**Set task:**
State how many lines in the listing below include the word "values". Give nothing but the number.

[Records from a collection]
________________________________________

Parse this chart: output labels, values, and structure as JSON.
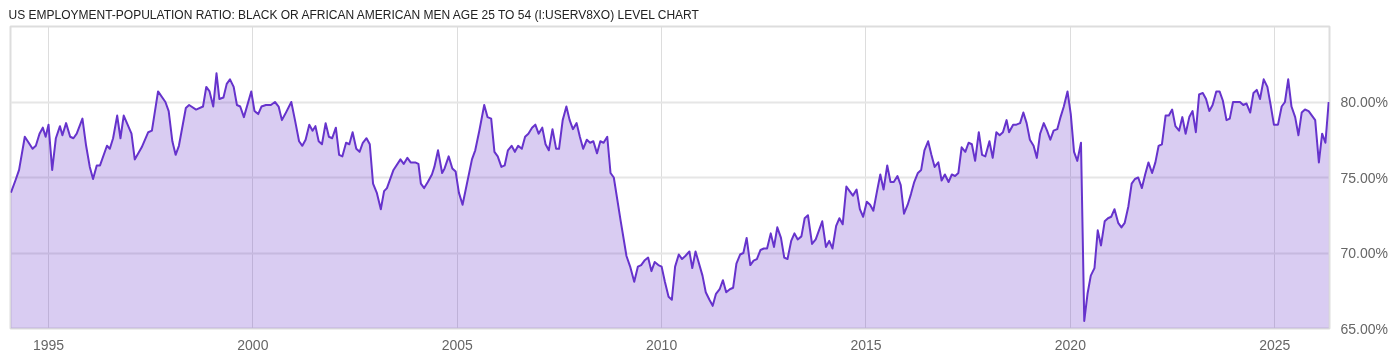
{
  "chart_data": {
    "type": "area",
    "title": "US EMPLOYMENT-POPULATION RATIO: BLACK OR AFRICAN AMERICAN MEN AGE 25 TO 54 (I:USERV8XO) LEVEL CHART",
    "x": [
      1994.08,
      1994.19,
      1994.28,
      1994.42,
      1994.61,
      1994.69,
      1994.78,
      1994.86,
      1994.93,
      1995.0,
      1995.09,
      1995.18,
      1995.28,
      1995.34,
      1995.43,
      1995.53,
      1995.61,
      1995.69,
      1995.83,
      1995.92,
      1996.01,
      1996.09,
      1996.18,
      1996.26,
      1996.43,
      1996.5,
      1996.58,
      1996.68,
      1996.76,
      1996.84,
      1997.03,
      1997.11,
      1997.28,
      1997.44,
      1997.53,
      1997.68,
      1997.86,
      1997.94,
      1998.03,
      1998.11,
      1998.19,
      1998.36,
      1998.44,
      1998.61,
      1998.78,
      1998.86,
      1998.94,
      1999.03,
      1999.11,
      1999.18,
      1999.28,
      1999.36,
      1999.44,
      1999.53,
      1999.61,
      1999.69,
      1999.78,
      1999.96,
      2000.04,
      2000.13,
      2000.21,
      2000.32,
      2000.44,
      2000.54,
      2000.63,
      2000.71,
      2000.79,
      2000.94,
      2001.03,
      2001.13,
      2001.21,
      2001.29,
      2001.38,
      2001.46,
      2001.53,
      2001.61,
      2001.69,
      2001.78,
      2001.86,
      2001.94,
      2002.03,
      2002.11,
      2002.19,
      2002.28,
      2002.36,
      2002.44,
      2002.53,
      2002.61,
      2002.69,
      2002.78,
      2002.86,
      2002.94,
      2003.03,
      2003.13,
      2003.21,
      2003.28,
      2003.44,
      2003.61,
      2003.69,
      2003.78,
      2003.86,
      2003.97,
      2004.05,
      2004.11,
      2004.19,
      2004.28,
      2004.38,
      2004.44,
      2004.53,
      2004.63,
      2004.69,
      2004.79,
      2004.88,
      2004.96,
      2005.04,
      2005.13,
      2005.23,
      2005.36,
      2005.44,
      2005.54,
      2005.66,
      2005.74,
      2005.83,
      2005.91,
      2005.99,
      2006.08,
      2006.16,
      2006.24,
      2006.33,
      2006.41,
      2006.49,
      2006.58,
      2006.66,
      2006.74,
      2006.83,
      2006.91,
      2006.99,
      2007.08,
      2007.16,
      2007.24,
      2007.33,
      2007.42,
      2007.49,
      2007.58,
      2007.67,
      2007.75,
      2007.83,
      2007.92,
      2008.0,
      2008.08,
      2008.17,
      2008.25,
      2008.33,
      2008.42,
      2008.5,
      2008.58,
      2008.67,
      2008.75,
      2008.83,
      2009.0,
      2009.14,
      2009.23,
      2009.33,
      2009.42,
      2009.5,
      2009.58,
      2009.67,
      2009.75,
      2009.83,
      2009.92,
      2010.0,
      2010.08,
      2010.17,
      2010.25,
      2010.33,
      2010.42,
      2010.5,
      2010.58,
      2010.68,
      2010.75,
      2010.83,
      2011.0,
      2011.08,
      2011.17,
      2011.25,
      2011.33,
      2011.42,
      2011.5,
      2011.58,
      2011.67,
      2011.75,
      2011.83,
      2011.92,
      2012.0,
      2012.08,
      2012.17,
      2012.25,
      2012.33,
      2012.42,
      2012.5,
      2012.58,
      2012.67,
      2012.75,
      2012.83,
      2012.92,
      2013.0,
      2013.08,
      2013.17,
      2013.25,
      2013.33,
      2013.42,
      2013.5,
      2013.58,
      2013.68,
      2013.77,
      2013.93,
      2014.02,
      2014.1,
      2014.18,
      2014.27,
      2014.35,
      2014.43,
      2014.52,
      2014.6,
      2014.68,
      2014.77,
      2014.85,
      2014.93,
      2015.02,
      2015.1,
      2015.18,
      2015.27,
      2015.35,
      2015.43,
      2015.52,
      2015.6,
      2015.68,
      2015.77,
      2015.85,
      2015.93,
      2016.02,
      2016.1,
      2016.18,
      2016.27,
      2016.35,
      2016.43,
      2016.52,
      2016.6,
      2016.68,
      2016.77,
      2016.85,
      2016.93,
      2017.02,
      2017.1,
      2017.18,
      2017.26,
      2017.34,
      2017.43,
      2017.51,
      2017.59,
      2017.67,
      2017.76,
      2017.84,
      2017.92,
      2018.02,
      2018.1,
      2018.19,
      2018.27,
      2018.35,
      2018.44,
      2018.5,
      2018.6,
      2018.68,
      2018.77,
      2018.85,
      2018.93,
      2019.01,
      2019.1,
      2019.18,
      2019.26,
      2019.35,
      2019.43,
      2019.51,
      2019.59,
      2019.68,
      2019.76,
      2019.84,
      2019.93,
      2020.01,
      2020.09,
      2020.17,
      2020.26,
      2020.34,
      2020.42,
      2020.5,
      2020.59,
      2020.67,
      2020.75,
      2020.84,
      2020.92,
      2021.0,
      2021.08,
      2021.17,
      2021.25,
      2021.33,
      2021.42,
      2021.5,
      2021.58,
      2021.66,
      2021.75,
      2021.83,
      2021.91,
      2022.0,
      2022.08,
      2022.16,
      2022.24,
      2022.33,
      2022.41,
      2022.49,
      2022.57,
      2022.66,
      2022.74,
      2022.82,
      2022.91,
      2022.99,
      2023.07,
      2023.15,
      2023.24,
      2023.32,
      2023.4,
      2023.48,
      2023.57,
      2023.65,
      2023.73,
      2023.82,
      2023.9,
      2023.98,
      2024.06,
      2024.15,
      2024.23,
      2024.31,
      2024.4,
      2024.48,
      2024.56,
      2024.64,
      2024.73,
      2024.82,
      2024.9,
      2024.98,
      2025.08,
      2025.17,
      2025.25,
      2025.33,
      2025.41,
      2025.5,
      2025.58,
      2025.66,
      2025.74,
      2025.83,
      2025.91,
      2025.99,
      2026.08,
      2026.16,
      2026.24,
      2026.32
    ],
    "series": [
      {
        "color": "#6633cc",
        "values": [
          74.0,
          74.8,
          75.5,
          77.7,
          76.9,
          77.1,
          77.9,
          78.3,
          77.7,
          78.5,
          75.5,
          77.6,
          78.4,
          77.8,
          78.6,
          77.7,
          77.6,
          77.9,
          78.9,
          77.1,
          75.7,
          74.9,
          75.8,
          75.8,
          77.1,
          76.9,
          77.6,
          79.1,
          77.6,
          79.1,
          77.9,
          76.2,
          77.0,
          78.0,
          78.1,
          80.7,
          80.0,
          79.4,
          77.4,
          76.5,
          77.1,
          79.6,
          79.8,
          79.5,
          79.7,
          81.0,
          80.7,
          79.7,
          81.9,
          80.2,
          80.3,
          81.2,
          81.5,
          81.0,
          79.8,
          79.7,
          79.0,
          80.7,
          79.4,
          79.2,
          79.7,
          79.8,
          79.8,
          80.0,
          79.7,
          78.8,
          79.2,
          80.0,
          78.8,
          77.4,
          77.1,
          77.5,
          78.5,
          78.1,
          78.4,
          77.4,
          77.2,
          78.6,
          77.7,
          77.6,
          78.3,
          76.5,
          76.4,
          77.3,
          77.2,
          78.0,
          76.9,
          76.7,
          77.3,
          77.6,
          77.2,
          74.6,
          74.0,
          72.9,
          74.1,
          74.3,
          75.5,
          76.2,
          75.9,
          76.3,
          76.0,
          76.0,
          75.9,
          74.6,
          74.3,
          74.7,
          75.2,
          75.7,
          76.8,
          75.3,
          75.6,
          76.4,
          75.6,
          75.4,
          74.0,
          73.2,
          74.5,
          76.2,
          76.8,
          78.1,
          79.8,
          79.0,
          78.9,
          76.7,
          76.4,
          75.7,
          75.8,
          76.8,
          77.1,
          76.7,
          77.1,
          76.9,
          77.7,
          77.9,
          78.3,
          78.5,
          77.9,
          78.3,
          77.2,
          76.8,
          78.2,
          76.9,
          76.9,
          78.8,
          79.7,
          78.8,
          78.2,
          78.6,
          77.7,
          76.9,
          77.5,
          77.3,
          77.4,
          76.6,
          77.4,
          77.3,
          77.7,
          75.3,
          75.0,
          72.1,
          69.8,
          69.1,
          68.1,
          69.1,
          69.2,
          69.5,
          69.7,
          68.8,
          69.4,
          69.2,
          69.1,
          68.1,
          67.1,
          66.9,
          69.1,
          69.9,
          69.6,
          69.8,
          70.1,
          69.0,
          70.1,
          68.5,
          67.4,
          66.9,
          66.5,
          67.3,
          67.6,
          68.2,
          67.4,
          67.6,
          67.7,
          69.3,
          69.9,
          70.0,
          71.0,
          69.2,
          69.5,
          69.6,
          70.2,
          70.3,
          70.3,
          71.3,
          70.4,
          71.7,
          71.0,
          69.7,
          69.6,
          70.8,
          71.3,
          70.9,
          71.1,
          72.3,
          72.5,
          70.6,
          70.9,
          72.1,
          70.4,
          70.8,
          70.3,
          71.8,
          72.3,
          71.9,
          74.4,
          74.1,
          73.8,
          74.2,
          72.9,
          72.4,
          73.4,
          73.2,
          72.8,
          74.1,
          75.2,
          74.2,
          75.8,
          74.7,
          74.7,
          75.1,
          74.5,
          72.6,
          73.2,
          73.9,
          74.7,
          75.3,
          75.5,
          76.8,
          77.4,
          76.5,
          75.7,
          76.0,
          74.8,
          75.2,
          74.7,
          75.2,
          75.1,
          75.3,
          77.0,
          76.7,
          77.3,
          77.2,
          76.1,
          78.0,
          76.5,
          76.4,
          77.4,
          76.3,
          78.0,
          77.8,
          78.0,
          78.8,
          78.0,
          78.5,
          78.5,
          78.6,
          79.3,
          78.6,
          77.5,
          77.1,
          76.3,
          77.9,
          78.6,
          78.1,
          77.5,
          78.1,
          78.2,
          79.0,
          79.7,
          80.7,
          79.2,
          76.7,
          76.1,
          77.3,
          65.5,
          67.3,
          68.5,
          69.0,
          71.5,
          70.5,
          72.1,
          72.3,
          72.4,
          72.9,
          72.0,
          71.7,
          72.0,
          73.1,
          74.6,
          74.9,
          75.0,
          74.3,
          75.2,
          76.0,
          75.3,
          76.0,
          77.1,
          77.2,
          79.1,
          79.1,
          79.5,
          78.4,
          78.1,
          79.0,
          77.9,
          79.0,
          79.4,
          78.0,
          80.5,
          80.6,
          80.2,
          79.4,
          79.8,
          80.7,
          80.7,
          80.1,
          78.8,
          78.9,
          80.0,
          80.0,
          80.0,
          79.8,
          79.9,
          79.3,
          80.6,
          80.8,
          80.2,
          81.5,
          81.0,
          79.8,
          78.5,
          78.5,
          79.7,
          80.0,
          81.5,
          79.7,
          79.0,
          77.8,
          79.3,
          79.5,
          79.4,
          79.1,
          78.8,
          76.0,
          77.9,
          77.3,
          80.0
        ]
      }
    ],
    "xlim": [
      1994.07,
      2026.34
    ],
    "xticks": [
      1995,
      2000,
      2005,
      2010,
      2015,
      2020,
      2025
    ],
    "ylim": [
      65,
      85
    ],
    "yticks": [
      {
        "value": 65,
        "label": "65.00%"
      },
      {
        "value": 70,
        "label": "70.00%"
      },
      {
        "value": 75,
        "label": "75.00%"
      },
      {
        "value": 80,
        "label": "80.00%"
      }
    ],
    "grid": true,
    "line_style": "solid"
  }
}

________________________________________

**Task response:**
2